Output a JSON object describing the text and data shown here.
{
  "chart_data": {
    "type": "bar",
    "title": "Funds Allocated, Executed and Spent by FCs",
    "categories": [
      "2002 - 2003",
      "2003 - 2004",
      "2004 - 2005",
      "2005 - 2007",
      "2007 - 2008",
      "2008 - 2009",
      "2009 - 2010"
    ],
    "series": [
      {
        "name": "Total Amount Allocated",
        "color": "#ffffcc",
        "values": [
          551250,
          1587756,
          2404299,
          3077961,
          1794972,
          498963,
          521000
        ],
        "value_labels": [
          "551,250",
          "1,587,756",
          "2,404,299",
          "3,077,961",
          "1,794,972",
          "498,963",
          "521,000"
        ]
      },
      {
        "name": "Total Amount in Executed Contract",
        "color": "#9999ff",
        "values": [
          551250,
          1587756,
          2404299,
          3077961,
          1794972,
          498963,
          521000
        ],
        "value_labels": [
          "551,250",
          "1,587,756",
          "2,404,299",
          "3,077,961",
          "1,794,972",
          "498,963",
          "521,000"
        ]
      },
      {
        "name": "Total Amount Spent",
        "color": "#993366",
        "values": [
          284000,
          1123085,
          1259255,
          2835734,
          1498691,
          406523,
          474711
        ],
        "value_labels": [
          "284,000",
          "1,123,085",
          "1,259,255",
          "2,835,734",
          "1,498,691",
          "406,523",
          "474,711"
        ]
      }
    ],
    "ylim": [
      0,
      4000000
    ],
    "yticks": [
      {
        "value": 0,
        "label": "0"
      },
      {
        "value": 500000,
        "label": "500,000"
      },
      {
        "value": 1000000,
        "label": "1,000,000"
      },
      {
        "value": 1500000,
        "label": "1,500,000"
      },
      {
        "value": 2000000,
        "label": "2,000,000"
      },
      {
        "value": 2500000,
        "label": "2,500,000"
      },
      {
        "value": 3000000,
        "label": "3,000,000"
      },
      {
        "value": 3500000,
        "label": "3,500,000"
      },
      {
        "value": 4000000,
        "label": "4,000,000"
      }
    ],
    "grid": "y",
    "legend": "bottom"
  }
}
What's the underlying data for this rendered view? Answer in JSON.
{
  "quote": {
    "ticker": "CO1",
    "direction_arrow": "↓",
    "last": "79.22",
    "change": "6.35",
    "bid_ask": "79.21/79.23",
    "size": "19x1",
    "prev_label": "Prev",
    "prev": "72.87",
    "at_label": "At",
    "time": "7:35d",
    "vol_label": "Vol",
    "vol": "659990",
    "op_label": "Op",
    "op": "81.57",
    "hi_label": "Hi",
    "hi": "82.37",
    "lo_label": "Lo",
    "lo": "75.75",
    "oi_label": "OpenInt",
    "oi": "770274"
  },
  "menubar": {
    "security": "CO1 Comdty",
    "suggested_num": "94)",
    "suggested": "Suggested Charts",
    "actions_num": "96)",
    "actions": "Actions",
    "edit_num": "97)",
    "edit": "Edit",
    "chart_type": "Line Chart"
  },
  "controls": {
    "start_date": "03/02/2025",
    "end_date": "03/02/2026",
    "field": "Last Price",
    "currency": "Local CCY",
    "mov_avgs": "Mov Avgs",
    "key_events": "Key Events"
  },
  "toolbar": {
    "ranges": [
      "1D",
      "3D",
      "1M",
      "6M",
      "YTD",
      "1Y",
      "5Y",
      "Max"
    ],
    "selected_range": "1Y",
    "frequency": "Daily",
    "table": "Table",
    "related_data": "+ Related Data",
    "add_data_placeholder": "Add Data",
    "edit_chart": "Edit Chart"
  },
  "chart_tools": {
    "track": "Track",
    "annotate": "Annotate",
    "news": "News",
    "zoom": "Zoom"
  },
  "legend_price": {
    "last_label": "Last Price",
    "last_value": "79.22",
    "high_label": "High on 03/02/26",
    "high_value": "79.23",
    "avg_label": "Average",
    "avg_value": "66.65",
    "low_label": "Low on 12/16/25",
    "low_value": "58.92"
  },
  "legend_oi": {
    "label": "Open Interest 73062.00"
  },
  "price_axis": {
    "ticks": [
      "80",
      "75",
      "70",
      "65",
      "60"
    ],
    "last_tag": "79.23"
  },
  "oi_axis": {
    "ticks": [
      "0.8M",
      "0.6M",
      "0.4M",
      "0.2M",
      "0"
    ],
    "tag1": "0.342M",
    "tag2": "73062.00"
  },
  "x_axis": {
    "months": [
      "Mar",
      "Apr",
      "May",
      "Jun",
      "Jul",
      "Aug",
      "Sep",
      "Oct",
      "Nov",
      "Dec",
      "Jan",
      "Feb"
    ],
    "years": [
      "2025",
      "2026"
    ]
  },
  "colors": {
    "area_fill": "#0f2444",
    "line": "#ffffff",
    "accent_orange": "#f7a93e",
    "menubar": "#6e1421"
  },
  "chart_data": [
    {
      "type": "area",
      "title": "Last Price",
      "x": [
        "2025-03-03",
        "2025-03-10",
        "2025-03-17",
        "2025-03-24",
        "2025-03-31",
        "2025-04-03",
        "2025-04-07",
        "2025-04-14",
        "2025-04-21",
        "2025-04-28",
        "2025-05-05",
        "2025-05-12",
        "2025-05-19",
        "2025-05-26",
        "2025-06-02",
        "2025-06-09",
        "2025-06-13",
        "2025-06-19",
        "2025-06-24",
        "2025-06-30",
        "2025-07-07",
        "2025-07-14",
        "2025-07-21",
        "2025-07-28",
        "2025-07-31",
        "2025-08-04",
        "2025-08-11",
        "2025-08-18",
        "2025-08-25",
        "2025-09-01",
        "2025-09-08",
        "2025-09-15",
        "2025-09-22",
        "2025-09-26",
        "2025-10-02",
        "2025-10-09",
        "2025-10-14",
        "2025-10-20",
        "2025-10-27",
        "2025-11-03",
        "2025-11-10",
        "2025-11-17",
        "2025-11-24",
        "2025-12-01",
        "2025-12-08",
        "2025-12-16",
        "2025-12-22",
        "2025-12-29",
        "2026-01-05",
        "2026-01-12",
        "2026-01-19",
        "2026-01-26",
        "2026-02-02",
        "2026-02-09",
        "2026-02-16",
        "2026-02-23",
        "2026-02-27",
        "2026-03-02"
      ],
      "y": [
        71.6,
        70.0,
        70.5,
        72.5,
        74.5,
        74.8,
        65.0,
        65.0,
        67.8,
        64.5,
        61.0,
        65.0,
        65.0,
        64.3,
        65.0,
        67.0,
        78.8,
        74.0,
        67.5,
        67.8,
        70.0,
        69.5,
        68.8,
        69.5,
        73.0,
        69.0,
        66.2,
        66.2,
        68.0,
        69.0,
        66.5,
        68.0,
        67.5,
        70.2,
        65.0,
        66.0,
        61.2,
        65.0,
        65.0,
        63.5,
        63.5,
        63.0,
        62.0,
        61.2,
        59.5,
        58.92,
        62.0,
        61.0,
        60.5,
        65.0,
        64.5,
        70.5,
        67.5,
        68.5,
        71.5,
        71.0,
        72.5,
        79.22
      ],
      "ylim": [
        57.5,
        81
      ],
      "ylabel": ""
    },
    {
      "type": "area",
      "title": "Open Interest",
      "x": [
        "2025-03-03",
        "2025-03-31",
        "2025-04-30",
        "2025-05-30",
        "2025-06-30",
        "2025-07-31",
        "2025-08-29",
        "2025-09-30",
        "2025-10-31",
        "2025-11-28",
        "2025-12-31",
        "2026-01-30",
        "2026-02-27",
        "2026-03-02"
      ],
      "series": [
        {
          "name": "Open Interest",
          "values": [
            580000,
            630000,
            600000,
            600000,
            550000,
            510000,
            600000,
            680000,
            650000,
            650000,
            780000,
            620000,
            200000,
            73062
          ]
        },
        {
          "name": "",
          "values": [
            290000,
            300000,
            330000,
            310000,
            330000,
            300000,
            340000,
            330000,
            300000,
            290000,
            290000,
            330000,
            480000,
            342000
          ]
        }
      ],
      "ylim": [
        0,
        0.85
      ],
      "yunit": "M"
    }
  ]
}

Instructions for the task:
Check each line of the records above for the string "Executed", and report every line that has it.

Right answer:
    "title": "Funds Allocated, Executed and Spent by FCs",
        "name": "Total Amount in Executed Contract",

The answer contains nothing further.